Dataset records
________________________________________

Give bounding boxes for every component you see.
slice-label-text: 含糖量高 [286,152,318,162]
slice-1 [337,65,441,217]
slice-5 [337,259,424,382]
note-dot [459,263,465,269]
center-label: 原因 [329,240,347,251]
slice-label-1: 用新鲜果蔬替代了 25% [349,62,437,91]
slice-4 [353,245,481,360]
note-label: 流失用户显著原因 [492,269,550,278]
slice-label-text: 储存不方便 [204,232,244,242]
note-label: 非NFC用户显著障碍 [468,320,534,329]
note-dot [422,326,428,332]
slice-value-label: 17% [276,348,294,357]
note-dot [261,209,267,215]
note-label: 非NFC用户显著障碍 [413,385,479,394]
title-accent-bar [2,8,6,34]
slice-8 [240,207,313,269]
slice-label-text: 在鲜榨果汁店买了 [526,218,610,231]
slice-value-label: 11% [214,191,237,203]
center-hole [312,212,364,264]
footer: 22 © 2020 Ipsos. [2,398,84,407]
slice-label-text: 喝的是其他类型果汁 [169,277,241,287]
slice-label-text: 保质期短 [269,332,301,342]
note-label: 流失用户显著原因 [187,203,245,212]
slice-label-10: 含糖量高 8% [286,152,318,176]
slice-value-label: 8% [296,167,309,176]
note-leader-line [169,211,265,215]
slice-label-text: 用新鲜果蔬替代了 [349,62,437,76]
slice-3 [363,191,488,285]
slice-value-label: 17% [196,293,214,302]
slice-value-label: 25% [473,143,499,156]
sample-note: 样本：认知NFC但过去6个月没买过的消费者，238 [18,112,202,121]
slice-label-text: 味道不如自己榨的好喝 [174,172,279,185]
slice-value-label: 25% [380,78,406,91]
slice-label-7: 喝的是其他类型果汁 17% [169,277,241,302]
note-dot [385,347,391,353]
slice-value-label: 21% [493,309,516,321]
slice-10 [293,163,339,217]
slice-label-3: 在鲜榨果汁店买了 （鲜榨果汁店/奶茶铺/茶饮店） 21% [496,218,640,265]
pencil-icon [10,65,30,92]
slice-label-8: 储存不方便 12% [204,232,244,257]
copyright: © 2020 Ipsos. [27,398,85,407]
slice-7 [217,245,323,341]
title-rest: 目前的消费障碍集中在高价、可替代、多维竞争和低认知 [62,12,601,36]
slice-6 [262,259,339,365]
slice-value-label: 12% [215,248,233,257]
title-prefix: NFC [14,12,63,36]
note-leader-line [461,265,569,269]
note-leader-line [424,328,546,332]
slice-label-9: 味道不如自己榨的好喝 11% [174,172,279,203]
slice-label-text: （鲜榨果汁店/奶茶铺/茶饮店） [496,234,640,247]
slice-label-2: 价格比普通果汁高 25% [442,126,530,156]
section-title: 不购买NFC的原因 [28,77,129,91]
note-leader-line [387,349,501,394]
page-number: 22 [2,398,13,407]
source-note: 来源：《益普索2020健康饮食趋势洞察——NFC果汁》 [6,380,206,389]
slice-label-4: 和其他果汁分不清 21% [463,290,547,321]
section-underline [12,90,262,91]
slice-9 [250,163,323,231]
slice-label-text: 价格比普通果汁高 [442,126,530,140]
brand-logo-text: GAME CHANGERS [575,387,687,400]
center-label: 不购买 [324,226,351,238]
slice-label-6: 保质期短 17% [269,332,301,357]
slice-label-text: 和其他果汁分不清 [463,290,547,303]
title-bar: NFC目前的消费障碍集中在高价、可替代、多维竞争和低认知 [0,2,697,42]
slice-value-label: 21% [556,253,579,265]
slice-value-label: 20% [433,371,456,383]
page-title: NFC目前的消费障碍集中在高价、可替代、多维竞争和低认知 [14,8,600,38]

________________________________________

**Job:** Reproduce all of the lines above word for word, keeping every character and number unchanged.

**Output for this task:**
Give bounding boxes for every component you see.
slice-label-text: 含糖量高 [286,152,318,162]
slice-1 [337,65,441,217]
slice-5 [337,259,424,382]
note-dot [459,263,465,269]
center-label: 原因 [329,240,347,251]
slice-label-1: 用新鲜果蔬替代了 25% [349,62,437,91]
slice-4 [353,245,481,360]
note-label: 流失用户显著原因 [492,269,550,278]
slice-label-text: 储存不方便 [204,232,244,242]
note-label: 非NFC用户显著障碍 [468,320,534,329]
note-dot [422,326,428,332]
slice-value-label: 17% [276,348,294,357]
note-dot [261,209,267,215]
note-label: 非NFC用户显著障碍 [413,385,479,394]
title-accent-bar [2,8,6,34]
slice-8 [240,207,313,269]
slice-label-text: 在鲜榨果汁店买了 [526,218,610,231]
slice-value-label: 11% [214,191,237,203]
center-hole [312,212,364,264]
footer: 22 © 2020 Ipsos. [2,398,84,407]
slice-label-text: 喝的是其他类型果汁 [169,277,241,287]
slice-label-text: 保质期短 [269,332,301,342]
note-label: 流失用户显著原因 [187,203,245,212]
slice-label-10: 含糖量高 8% [286,152,318,176]
slice-value-label: 8% [296,167,309,176]
note-leader-line [169,211,265,215]
slice-label-text: 用新鲜果蔬替代了 [349,62,437,76]
slice-3 [363,191,488,285]
slice-value-label: 17% [196,293,214,302]
slice-value-label: 25% [473,143,499,156]
sample-note: 样本：认知NFC但过去6个月没买过的消费者，238 [18,112,202,121]
slice-label-text: 味道不如自己榨的好喝 [174,172,279,185]
slice-value-label: 25% [380,78,406,91]
slice-label-7: 喝的是其他类型果汁 17% [169,277,241,302]
note-dot [385,347,391,353]
slice-value-label: 21% [493,309,516,321]
slice-10 [293,163,339,217]
slice-label-3: 在鲜榨果汁店买了 （鲜榨果汁店/奶茶铺/茶饮店） 21% [496,218,640,265]
pencil-icon [10,65,30,92]
slice-label-8: 储存不方便 12% [204,232,244,257]
copyright: © 2020 Ipsos. [27,398,85,407]
slice-7 [217,245,323,341]
title-rest: 目前的消费障碍集中在高价、可替代、多维竞争和低认知 [62,12,601,36]
slice-6 [262,259,339,365]
slice-value-label: 12% [215,248,233,257]
title-prefix: NFC [14,12,63,36]
note-leader-line [461,265,569,269]
note-leader-line [424,328,546,332]
slice-label-9: 味道不如自己榨的好喝 11% [174,172,279,203]
slice-label-text: （鲜榨果汁店/奶茶铺/茶饮店） [496,234,640,247]
slice-label-2: 价格比普通果汁高 25% [442,126,530,156]
section-title: 不购买NFC的原因 [28,77,129,91]
note-leader-line [387,349,501,394]
page-number: 22 [2,398,13,407]
source-note: 来源：《益普索2020健康饮食趋势洞察——NFC果汁》 [6,380,206,389]
slice-label-4: 和其他果汁分不清 21% [463,290,547,321]
section-underline [12,90,262,91]
slice-9 [250,163,323,231]
slice-label-text: 价格比普通果汁高 [442,126,530,140]
brand-logo-text: GAME CHANGERS [575,387,687,400]
center-label: 不购买 [324,226,351,238]
slice-label-6: 保质期短 17% [269,332,301,357]
slice-label-text: 和其他果汁分不清 [463,290,547,303]
title-bar: NFC目前的消费障碍集中在高价、可替代、多维竞争和低认知 [0,2,697,42]
slice-value-label: 21% [556,253,579,265]
slice-value-label: 20% [433,371,456,383]
page-title: NFC目前的消费障碍集中在高价、可替代、多维竞争和低认知 [14,8,600,38]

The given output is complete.